### Work to do
Write out all of the entries exactly as given.

* START Record excerpts *

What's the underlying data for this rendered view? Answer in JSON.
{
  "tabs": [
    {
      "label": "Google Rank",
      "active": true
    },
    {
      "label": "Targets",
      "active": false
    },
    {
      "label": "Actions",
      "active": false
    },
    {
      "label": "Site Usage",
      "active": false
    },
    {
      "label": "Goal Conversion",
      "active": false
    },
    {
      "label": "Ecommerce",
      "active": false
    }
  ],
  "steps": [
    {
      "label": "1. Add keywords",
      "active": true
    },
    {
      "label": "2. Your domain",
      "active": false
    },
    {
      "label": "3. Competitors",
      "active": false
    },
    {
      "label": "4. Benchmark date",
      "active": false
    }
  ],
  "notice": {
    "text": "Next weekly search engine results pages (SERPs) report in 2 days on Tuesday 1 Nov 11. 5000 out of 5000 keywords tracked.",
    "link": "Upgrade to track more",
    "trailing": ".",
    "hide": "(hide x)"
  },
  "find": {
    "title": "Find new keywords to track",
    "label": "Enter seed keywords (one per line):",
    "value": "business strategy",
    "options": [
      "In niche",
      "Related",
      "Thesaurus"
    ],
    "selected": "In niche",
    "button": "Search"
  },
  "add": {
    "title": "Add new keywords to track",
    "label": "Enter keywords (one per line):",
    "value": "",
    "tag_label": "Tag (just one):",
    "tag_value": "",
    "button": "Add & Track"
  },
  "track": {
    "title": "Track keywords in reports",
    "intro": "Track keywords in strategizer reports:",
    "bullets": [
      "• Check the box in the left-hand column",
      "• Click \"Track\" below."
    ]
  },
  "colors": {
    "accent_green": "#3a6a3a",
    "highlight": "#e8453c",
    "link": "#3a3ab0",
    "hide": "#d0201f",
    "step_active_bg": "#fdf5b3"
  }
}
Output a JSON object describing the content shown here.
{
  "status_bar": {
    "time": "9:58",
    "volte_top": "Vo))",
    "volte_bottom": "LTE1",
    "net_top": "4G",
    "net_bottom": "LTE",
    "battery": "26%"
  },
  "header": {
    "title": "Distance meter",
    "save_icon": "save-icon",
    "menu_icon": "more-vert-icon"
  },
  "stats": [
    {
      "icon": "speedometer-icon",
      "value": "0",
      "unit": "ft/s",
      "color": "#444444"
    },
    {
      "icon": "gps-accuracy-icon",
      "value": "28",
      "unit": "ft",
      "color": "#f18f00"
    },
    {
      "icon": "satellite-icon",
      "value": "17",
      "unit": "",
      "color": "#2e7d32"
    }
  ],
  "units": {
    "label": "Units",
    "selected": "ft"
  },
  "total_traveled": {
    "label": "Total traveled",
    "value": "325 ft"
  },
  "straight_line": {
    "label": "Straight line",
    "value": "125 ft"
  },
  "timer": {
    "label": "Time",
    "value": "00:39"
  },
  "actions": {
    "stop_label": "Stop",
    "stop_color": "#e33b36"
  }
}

* END Record excerpts *

### Correct result
What's the underlying data for this rendered view? Answer in JSON.
{
  "tabs": [
    {
      "label": "Google Rank",
      "active": true
    },
    {
      "label": "Targets",
      "active": false
    },
    {
      "label": "Actions",
      "active": false
    },
    {
      "label": "Site Usage",
      "active": false
    },
    {
      "label": "Goal Conversion",
      "active": false
    },
    {
      "label": "Ecommerce",
      "active": false
    }
  ],
  "steps": [
    {
      "label": "1. Add keywords",
      "active": true
    },
    {
      "label": "2. Your domain",
      "active": false
    },
    {
      "label": "3. Competitors",
      "active": false
    },
    {
      "label": "4. Benchmark date",
      "active": false
    }
  ],
  "notice": {
    "text": "Next weekly search engine results pages (SERPs) report in 2 days on Tuesday 1 Nov 11. 5000 out of 5000 keywords tracked.",
    "link": "Upgrade to track more",
    "trailing": ".",
    "hide": "(hide x)"
  },
  "find": {
    "title": "Find new keywords to track",
    "label": "Enter seed keywords (one per line):",
    "value": "business strategy",
    "options": [
      "In niche",
      "Related",
      "Thesaurus"
    ],
    "selected": "In niche",
    "button": "Search"
  },
  "add": {
    "title": "Add new keywords to track",
    "label": "Enter keywords (one per line):",
    "value": "",
    "tag_label": "Tag (just one):",
    "tag_value": "",
    "button": "Add & Track"
  },
  "track": {
    "title": "Track keywords in reports",
    "intro": "Track keywords in strategizer reports:",
    "bullets": [
      "• Check the box in the left-hand column",
      "• Click \"Track\" below."
    ]
  },
  "colors": {
    "accent_green": "#3a6a3a",
    "highlight": "#e8453c",
    "link": "#3a3ab0",
    "hide": "#d0201f",
    "step_active_bg": "#fdf5b3"
  }
}
Output a JSON object describing the content shown here.
{
  "status_bar": {
    "time": "9:58",
    "volte_top": "Vo))",
    "volte_bottom": "LTE1",
    "net_top": "4G",
    "net_bottom": "LTE",
    "battery": "26%"
  },
  "header": {
    "title": "Distance meter",
    "save_icon": "save-icon",
    "menu_icon": "more-vert-icon"
  },
  "stats": [
    {
      "icon": "speedometer-icon",
      "value": "0",
      "unit": "ft/s",
      "color": "#444444"
    },
    {
      "icon": "gps-accuracy-icon",
      "value": "28",
      "unit": "ft",
      "color": "#f18f00"
    },
    {
      "icon": "satellite-icon",
      "value": "17",
      "unit": "",
      "color": "#2e7d32"
    }
  ],
  "units": {
    "label": "Units",
    "selected": "ft"
  },
  "total_traveled": {
    "label": "Total traveled",
    "value": "325 ft"
  },
  "straight_line": {
    "label": "Straight line",
    "value": "125 ft"
  },
  "timer": {
    "label": "Time",
    "value": "00:39"
  },
  "actions": {
    "stop_label": "Stop",
    "stop_color": "#e33b36"
  }
}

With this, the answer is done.